● Items
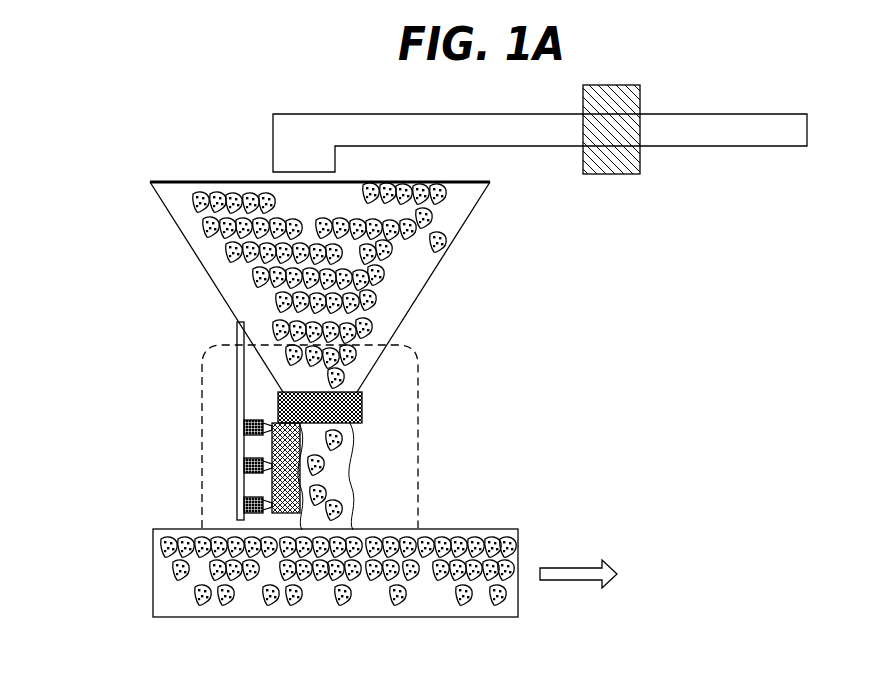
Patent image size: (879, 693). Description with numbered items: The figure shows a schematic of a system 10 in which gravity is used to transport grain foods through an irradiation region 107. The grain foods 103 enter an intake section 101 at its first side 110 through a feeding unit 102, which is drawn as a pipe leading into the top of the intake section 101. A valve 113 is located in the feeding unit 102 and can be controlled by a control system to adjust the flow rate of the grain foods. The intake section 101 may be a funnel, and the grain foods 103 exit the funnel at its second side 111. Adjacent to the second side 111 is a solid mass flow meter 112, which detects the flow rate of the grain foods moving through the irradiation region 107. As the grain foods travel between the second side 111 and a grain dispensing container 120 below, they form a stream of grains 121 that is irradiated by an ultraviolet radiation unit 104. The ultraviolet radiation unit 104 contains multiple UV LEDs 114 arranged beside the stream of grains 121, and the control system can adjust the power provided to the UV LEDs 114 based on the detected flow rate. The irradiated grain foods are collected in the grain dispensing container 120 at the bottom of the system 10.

The system 10 is at (122, 142).
The intake section 101 is at (442, 252).
The feeding unit 102 is at (670, 148).
The grain foods 103 is at (373, 308).
The ultraviolet radiation unit 104 is at (242, 427).
The irradiation region 107 is at (189, 490).
The first side 110 is at (203, 180).
The second side 111 is at (362, 393).
The solid mass flow meter 112 is at (268, 400).
The valve 113 is at (610, 173).
The UV LEDs 114 is at (242, 466).
The grain dispensing container 120 is at (185, 600).
The stream of grains 121 is at (340, 475).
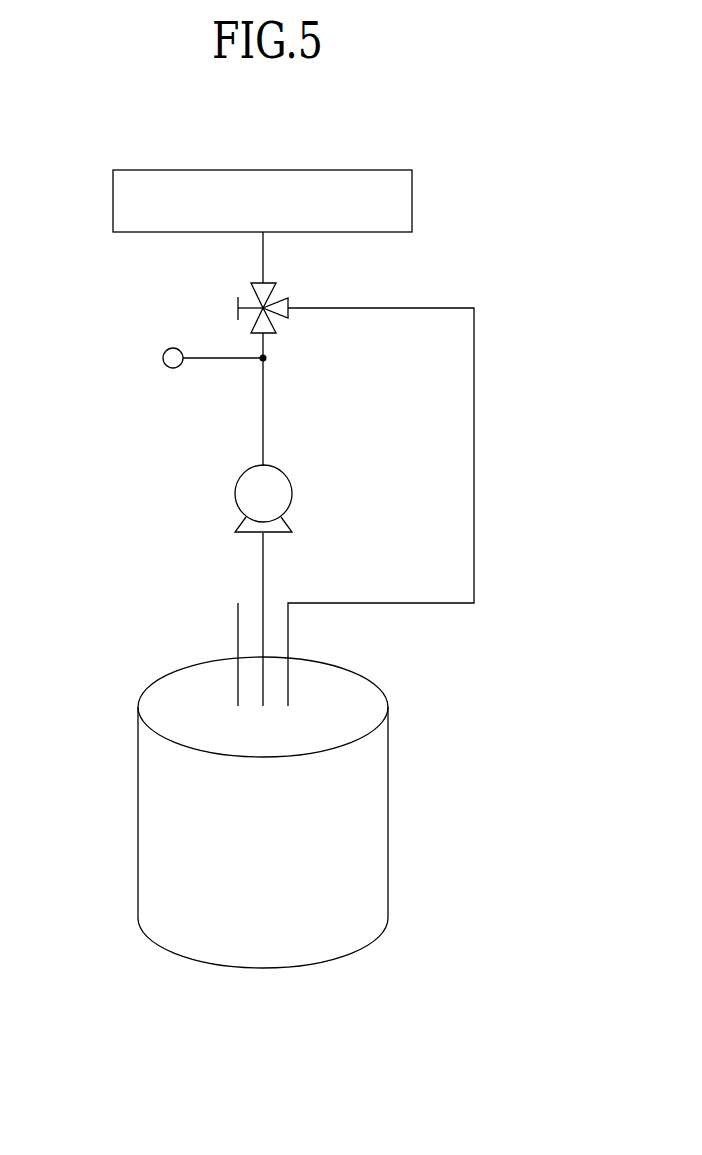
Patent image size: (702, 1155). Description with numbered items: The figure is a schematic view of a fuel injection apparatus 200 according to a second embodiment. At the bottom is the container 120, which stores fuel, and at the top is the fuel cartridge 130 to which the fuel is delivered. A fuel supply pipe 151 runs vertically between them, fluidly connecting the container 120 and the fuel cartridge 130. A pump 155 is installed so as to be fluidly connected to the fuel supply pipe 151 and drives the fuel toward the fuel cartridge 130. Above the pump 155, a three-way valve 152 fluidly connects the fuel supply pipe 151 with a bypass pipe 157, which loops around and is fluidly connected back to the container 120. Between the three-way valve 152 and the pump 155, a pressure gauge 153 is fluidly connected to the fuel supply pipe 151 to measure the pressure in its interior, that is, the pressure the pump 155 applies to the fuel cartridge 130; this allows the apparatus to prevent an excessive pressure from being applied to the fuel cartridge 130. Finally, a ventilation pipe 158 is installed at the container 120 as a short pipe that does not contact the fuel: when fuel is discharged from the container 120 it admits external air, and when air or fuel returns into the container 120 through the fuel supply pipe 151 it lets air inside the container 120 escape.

The fuel injection apparatus 200 is at (257, 139).
The fuel cartridge 130 is at (412, 200).
The 3-way valve 152 is at (252, 290).
The pressure gauge 153 is at (163, 358).
The fuel supply pipe 151 is at (262, 428).
The pump 155 is at (235, 494).
The bypass pipe 157 is at (475, 440).
The ventilation pipe 158 is at (237, 628).
The container 120 is at (158, 812).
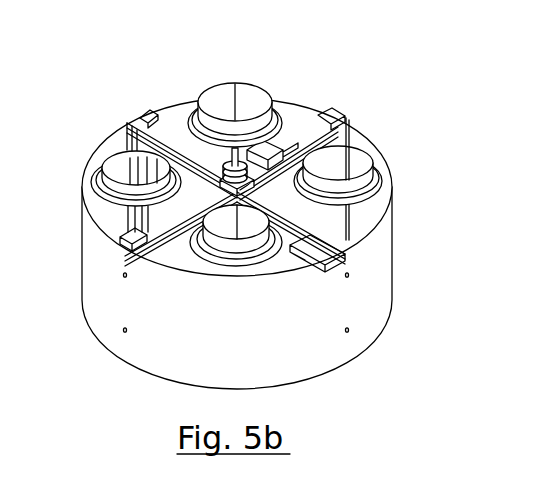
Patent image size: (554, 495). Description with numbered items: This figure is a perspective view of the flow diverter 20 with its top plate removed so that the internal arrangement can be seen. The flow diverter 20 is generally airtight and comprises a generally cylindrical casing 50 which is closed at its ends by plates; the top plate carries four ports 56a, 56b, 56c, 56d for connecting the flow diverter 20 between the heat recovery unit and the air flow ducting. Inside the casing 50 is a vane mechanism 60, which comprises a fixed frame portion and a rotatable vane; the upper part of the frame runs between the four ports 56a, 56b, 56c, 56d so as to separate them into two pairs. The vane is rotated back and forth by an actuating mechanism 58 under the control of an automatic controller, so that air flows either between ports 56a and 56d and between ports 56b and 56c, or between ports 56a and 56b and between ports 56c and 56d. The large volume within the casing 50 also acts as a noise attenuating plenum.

The flow diverter 20 is at (362, 355).
The cylindrical casing 50 is at (203, 313).
The port 56a is at (120, 157).
The port 56b is at (248, 97).
The port 56c is at (187, 246).
The port 56d is at (350, 154).
The actuating mechanism 58 is at (280, 116).
The vane mechanism 60 is at (290, 252).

● Instruction
Pick out every line above that contains the string "casing", with upper and lower case matching.

● Response
Patent image size: (554, 495). Description with numbered items: This figure is a perspective view of the flow diverter 20 with its top plate removed so that the internal arrangement can be seen. The flow diverter 20 is generally airtight and comprises a generally cylindrical casing 50 which is closed at its ends by plates; the top plate carries four ports 56a, 56b, 56c, 56d for connecting the flow diverter 20 between the heat recovery unit and the air flow ducting. Inside the casing 50 is a vane mechanism 60, which comprises a fixed frame portion and a rotatable vane; the upper part of the frame runs between the four ports 56a, 56b, 56c, 56d so as to separate them into two pairs. The vane is rotated back and forth by an actuating mechanism 58 under the control of an automatic controller, so that air flows either between ports 56a and 56d and between ports 56b and 56c, or between ports 56a and 56b and between ports 56c and 56d. The large volume within the casing 50 also acts as a noise attenuating plenum.
The cylindrical casing 50 is at (203, 313).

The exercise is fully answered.